#### Items from a dataset:
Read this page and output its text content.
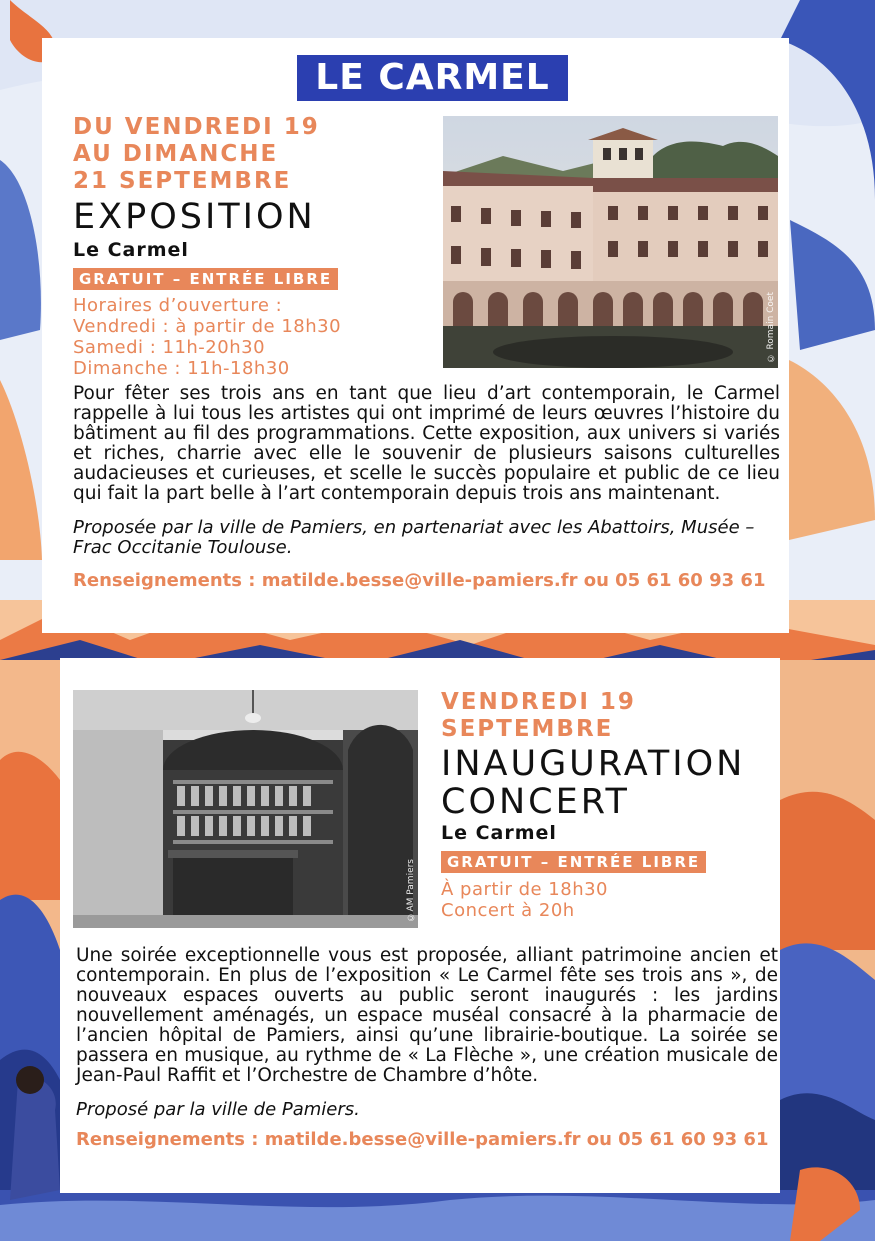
LE CARMEL

DU VENDREDI 19

AU DIMANCHE

21 SEPTEMBRE

EXPOSITION

Le Carmel

GRATUIT – ENTRÉE LIBRE

Horaires d’ouverture :

Vendredi : à partir de 18h30

Samedi : 11h-20h30

Dimanche : 11h-18h30

© Romain Coet

Pour fêter ses trois ans en tant que lieu d’art contemporain, le Carmel rappelle à lui tous les artistes qui ont imprimé de leurs œuvres l’histoire du bâtiment au fil des programmations. Cette exposition, aux univers si variés et riches, charrie avec elle le souvenir de plusieurs saisons culturelles audacieuses et curieuses, et scelle le succès populaire et public de ce lieu qui fait la part belle à l’art contemporain depuis trois ans maintenant.

Proposée par la ville de Pamiers, en partenariat avec les Abattoirs, Musée – Frac Occitanie Toulouse.

Renseignements : matilde.besse@ville-pamiers.fr ou 05 61 60 93 61

©AM Pamiers

VENDREDI 19

SEPTEMBRE

INAUGURATION

CONCERT

Le Carmel

GRATUIT – ENTRÉE LIBRE

À partir de 18h30

Concert à 20h

Une soirée exceptionnelle vous est proposée, alliant patrimoine ancien et contemporain. En plus de l’exposition « Le Carmel fête ses trois ans », de nouveaux espaces ouverts au public seront inaugurés : les jardins nouvellement aménagés, un espace muséal consacré à la pharmacie de l’ancien hôpital de Pamiers, ainsi qu’une librairie-boutique. La soirée se passera en musique, au rythme de « La Flèche », une création musicale de Jean-Paul Raffit et l’Orchestre de Chambre d’hôte.

Proposé par la ville de Pamiers.

Renseignements : matilde.besse@ville-pamiers.fr ou 05 61 60 93 61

#### SET EXERCISE:
State the count of lines that contain the string "ville". Nothing else is needed.

#### OUTPUT BELOW:
4